EXERCISE REQUIREMENTS => Take the data that follows and retype it word for word.

──────────────────────────────

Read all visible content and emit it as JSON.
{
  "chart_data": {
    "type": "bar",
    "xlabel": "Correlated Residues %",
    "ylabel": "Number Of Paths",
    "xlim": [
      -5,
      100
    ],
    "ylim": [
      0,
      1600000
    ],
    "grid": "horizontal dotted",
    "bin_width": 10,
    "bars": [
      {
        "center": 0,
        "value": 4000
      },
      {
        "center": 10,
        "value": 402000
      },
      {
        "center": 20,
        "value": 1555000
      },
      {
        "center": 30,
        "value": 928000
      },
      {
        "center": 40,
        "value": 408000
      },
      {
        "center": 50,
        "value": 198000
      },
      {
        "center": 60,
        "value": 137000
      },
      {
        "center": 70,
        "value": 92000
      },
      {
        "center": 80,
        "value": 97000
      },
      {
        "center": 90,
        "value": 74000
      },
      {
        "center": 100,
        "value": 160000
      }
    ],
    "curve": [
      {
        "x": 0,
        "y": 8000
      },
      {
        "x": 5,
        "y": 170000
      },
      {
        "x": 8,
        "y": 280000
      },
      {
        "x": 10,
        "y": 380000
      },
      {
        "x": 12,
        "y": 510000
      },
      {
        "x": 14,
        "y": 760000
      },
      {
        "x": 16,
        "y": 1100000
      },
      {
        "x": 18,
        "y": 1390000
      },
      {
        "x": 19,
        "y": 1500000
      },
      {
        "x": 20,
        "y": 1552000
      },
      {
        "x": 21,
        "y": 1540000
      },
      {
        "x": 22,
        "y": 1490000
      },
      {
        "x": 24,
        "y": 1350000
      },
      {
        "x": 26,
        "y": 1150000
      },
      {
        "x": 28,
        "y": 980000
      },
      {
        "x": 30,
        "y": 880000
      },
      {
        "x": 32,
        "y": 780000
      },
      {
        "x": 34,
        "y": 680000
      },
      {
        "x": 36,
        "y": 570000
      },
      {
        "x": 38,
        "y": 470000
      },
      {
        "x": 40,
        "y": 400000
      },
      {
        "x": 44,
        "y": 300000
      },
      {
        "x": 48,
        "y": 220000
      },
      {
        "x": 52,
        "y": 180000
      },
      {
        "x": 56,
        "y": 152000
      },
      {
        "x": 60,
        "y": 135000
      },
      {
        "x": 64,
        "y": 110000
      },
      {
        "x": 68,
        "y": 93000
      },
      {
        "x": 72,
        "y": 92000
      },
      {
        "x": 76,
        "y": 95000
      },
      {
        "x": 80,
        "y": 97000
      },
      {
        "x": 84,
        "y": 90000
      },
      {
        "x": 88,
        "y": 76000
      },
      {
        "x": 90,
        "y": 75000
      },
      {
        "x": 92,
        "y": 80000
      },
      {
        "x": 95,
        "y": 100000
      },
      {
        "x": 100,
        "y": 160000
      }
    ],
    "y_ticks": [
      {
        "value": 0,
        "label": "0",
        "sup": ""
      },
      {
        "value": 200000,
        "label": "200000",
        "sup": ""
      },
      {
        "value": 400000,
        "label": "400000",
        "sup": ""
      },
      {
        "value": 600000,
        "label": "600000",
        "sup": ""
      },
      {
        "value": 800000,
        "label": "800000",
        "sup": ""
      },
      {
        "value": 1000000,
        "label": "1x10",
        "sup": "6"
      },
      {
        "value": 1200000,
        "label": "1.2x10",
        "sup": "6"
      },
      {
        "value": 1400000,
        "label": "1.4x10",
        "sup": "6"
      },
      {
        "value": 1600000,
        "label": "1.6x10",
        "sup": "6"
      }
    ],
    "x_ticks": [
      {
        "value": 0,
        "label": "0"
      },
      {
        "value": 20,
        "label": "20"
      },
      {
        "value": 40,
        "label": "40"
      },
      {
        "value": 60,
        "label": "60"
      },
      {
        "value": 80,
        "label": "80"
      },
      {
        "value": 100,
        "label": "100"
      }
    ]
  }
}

──────────────────────────────

RIGHT ANSWER =>
Read all visible content and emit it as JSON.
{
  "chart_data": {
    "type": "bar",
    "xlabel": "Correlated Residues %",
    "ylabel": "Number Of Paths",
    "xlim": [
      -5,
      100
    ],
    "ylim": [
      0,
      1600000
    ],
    "grid": "horizontal dotted",
    "bin_width": 10,
    "bars": [
      {
        "center": 0,
        "value": 4000
      },
      {
        "center": 10,
        "value": 402000
      },
      {
        "center": 20,
        "value": 1555000
      },
      {
        "center": 30,
        "value": 928000
      },
      {
        "center": 40,
        "value": 408000
      },
      {
        "center": 50,
        "value": 198000
      },
      {
        "center": 60,
        "value": 137000
      },
      {
        "center": 70,
        "value": 92000
      },
      {
        "center": 80,
        "value": 97000
      },
      {
        "center": 90,
        "value": 74000
      },
      {
        "center": 100,
        "value": 160000
      }
    ],
    "curve": [
      {
        "x": 0,
        "y": 8000
      },
      {
        "x": 5,
        "y": 170000
      },
      {
        "x": 8,
        "y": 280000
      },
      {
        "x": 10,
        "y": 380000
      },
      {
        "x": 12,
        "y": 510000
      },
      {
        "x": 14,
        "y": 760000
      },
      {
        "x": 16,
        "y": 1100000
      },
      {
        "x": 18,
        "y": 1390000
      },
      {
        "x": 19,
        "y": 1500000
      },
      {
        "x": 20,
        "y": 1552000
      },
      {
        "x": 21,
        "y": 1540000
      },
      {
        "x": 22,
        "y": 1490000
      },
      {
        "x": 24,
        "y": 1350000
      },
      {
        "x": 26,
        "y": 1150000
      },
      {
        "x": 28,
        "y": 980000
      },
      {
        "x": 30,
        "y": 880000
      },
      {
        "x": 32,
        "y": 780000
      },
      {
        "x": 34,
        "y": 680000
      },
      {
        "x": 36,
        "y": 570000
      },
      {
        "x": 38,
        "y": 470000
      },
      {
        "x": 40,
        "y": 400000
      },
      {
        "x": 44,
        "y": 300000
      },
      {
        "x": 48,
        "y": 220000
      },
      {
        "x": 52,
        "y": 180000
      },
      {
        "x": 56,
        "y": 152000
      },
      {
        "x": 60,
        "y": 135000
      },
      {
        "x": 64,
        "y": 110000
      },
      {
        "x": 68,
        "y": 93000
      },
      {
        "x": 72,
        "y": 92000
      },
      {
        "x": 76,
        "y": 95000
      },
      {
        "x": 80,
        "y": 97000
      },
      {
        "x": 84,
        "y": 90000
      },
      {
        "x": 88,
        "y": 76000
      },
      {
        "x": 90,
        "y": 75000
      },
      {
        "x": 92,
        "y": 80000
      },
      {
        "x": 95,
        "y": 100000
      },
      {
        "x": 100,
        "y": 160000
      }
    ],
    "y_ticks": [
      {
        "value": 0,
        "label": "0",
        "sup": ""
      },
      {
        "value": 200000,
        "label": "200000",
        "sup": ""
      },
      {
        "value": 400000,
        "label": "400000",
        "sup": ""
      },
      {
        "value": 600000,
        "label": "600000",
        "sup": ""
      },
      {
        "value": 800000,
        "label": "800000",
        "sup": ""
      },
      {
        "value": 1000000,
        "label": "1x10",
        "sup": "6"
      },
      {
        "value": 1200000,
        "label": "1.2x10",
        "sup": "6"
      },
      {
        "value": 1400000,
        "label": "1.4x10",
        "sup": "6"
      },
      {
        "value": 1600000,
        "label": "1.6x10",
        "sup": "6"
      }
    ],
    "x_ticks": [
      {
        "value": 0,
        "label": "0"
      },
      {
        "value": 20,
        "label": "20"
      },
      {
        "value": 40,
        "label": "40"
      },
      {
        "value": 60,
        "label": "60"
      },
      {
        "value": 80,
        "label": "80"
      },
      {
        "value": 100,
        "label": "100"
      }
    ]
  }
}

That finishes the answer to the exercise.